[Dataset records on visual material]

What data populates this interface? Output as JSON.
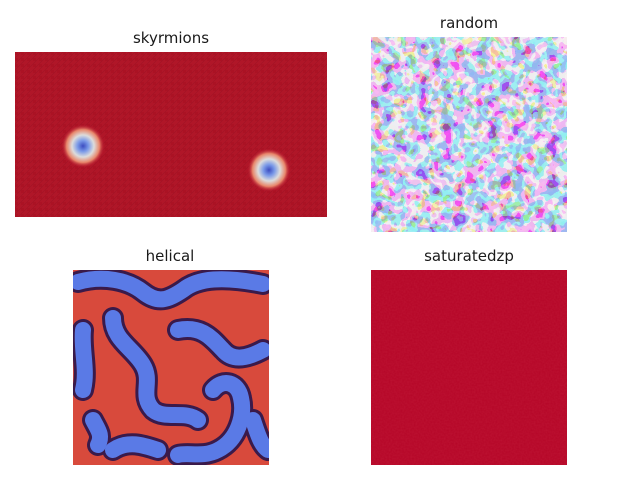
{
  "panels": [
    {
      "title": "skyrmions"
    },
    {
      "title": "random"
    },
    {
      "title": "helical"
    },
    {
      "title": "saturatedzp"
    }
  ],
  "colors": {
    "red_dark": "#b40426",
    "red": "#d84a3c",
    "orange": "#f08a6a",
    "pale": "#dcdcdc",
    "blue": "#5a7ae6",
    "blue_dark": "#3b4cc0",
    "purple_outline": "#4a1858"
  }
}
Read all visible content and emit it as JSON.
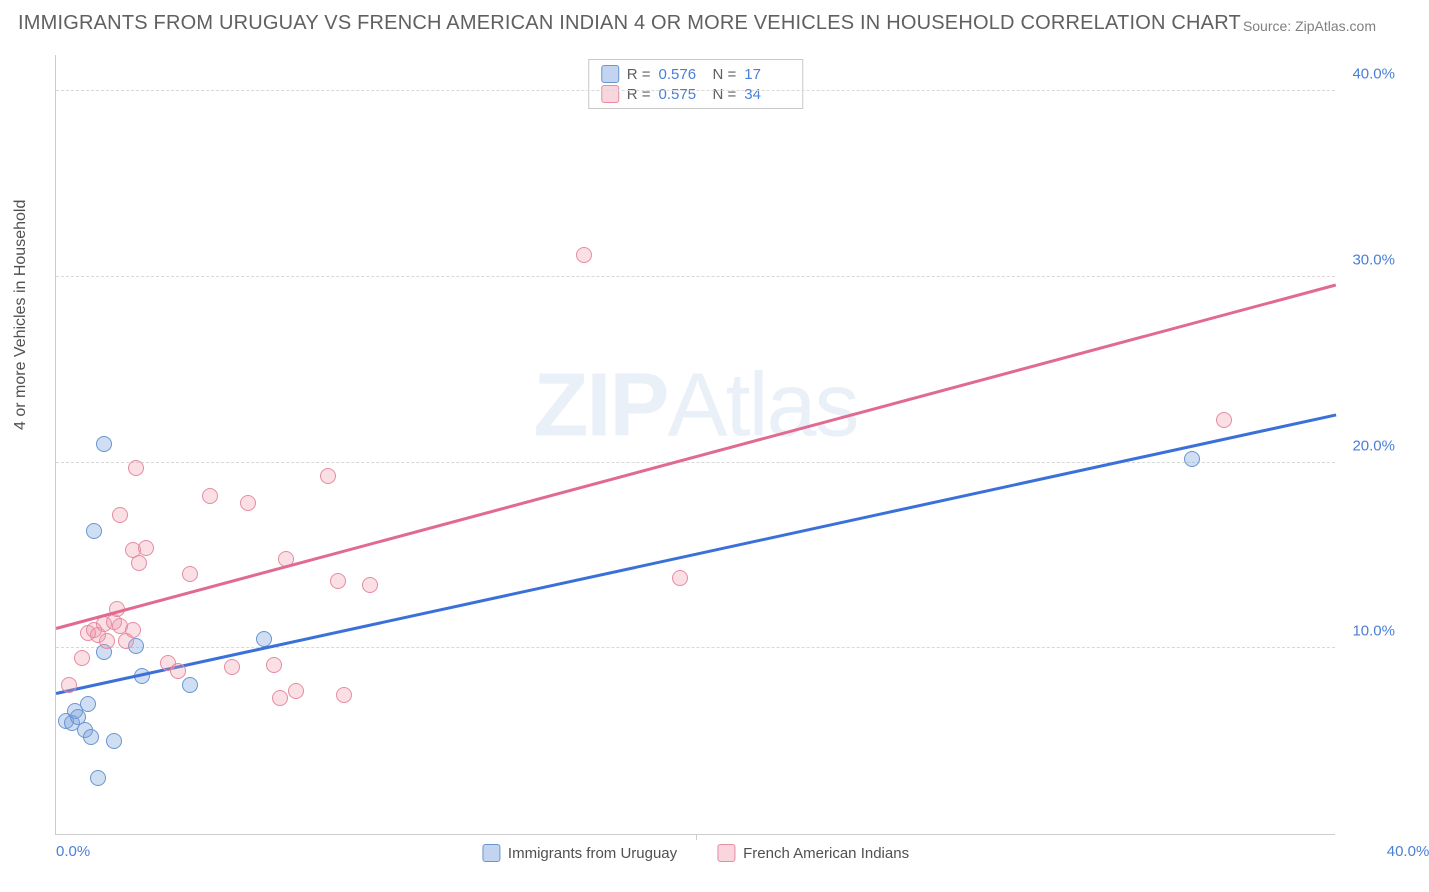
{
  "title": "IMMIGRANTS FROM URUGUAY VS FRENCH AMERICAN INDIAN 4 OR MORE VEHICLES IN HOUSEHOLD CORRELATION CHART",
  "source": "Source: ZipAtlas.com",
  "ylabel": "4 or more Vehicles in Household",
  "watermark_bold": "ZIP",
  "watermark_light": "Atlas",
  "chart": {
    "type": "scatter",
    "xlim": [
      0,
      40
    ],
    "ylim": [
      0,
      42
    ],
    "xtick_values": [
      0,
      20,
      40
    ],
    "xtick_labels": [
      "0.0%",
      "",
      "40.0%"
    ],
    "ytick_values": [
      10,
      20,
      30,
      40
    ],
    "ytick_labels": [
      "10.0%",
      "20.0%",
      "30.0%",
      "40.0%"
    ],
    "grid_color": "#d8d8d8",
    "background_color": "#ffffff",
    "axis_label_color": "#4a7fd8",
    "series": [
      {
        "name": "Immigrants from Uruguay",
        "color_fill": "rgba(120,160,220,0.35)",
        "color_stroke": "#6a95d0",
        "trend_color": "#3a70d8",
        "R": "0.576",
        "N": "17",
        "points": [
          [
            0.3,
            6.1
          ],
          [
            0.5,
            6.0
          ],
          [
            0.6,
            6.6
          ],
          [
            0.7,
            6.3
          ],
          [
            0.9,
            5.6
          ],
          [
            1.0,
            7.0
          ],
          [
            1.1,
            5.2
          ],
          [
            1.5,
            9.8
          ],
          [
            1.8,
            5.0
          ],
          [
            1.3,
            3.0
          ],
          [
            2.7,
            8.5
          ],
          [
            1.5,
            21.0
          ],
          [
            1.2,
            16.3
          ],
          [
            2.5,
            10.1
          ],
          [
            4.2,
            8.0
          ],
          [
            6.5,
            10.5
          ],
          [
            35.5,
            20.2
          ]
        ],
        "trend": {
          "x1": 0,
          "y1": 7.5,
          "x2": 40,
          "y2": 22.5
        }
      },
      {
        "name": "French American Indians",
        "color_fill": "rgba(240,150,170,0.30)",
        "color_stroke": "#e68ba2",
        "trend_color": "#e06a90",
        "R": "0.575",
        "N": "34",
        "points": [
          [
            0.4,
            8.0
          ],
          [
            0.8,
            9.5
          ],
          [
            1.0,
            10.8
          ],
          [
            1.2,
            11.0
          ],
          [
            1.3,
            10.7
          ],
          [
            1.5,
            11.3
          ],
          [
            1.6,
            10.4
          ],
          [
            1.8,
            11.4
          ],
          [
            1.9,
            12.1
          ],
          [
            2.0,
            11.2
          ],
          [
            2.2,
            10.4
          ],
          [
            2.4,
            11.0
          ],
          [
            2.0,
            17.2
          ],
          [
            2.4,
            15.3
          ],
          [
            2.6,
            14.6
          ],
          [
            2.8,
            15.4
          ],
          [
            3.5,
            9.2
          ],
          [
            3.8,
            8.8
          ],
          [
            4.2,
            14.0
          ],
          [
            4.8,
            18.2
          ],
          [
            5.5,
            9.0
          ],
          [
            6.0,
            17.8
          ],
          [
            6.8,
            9.1
          ],
          [
            7.0,
            7.3
          ],
          [
            7.2,
            14.8
          ],
          [
            7.5,
            7.7
          ],
          [
            8.5,
            19.3
          ],
          [
            8.8,
            13.6
          ],
          [
            9.0,
            7.5
          ],
          [
            9.8,
            13.4
          ],
          [
            16.5,
            31.2
          ],
          [
            19.5,
            13.8
          ],
          [
            2.5,
            19.7
          ],
          [
            36.5,
            22.3
          ]
        ],
        "trend": {
          "x1": 0,
          "y1": 11.0,
          "x2": 40,
          "y2": 29.5
        }
      }
    ]
  },
  "legend_top": {
    "r_label": "R =",
    "n_label": "N ="
  },
  "legend_bottom": [
    {
      "class": "blue",
      "label": "Immigrants from Uruguay"
    },
    {
      "class": "pink",
      "label": "French American Indians"
    }
  ]
}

=== WRITTEN EXERCISE ===
Find the word "title" in the material, then list each line that holds it.

=== SOLVED PROBLEM ===
      "title": "skyrmions"
      "title": "random"
      "title": "helical"
      "title": "saturatedzp"
  "title": "IMMIGRANTS FROM URUGUAY VS FRENCH AMERICAN INDIAN 4 OR MORE VEHICLES IN HOUSEHOLD CORRELATION CHART",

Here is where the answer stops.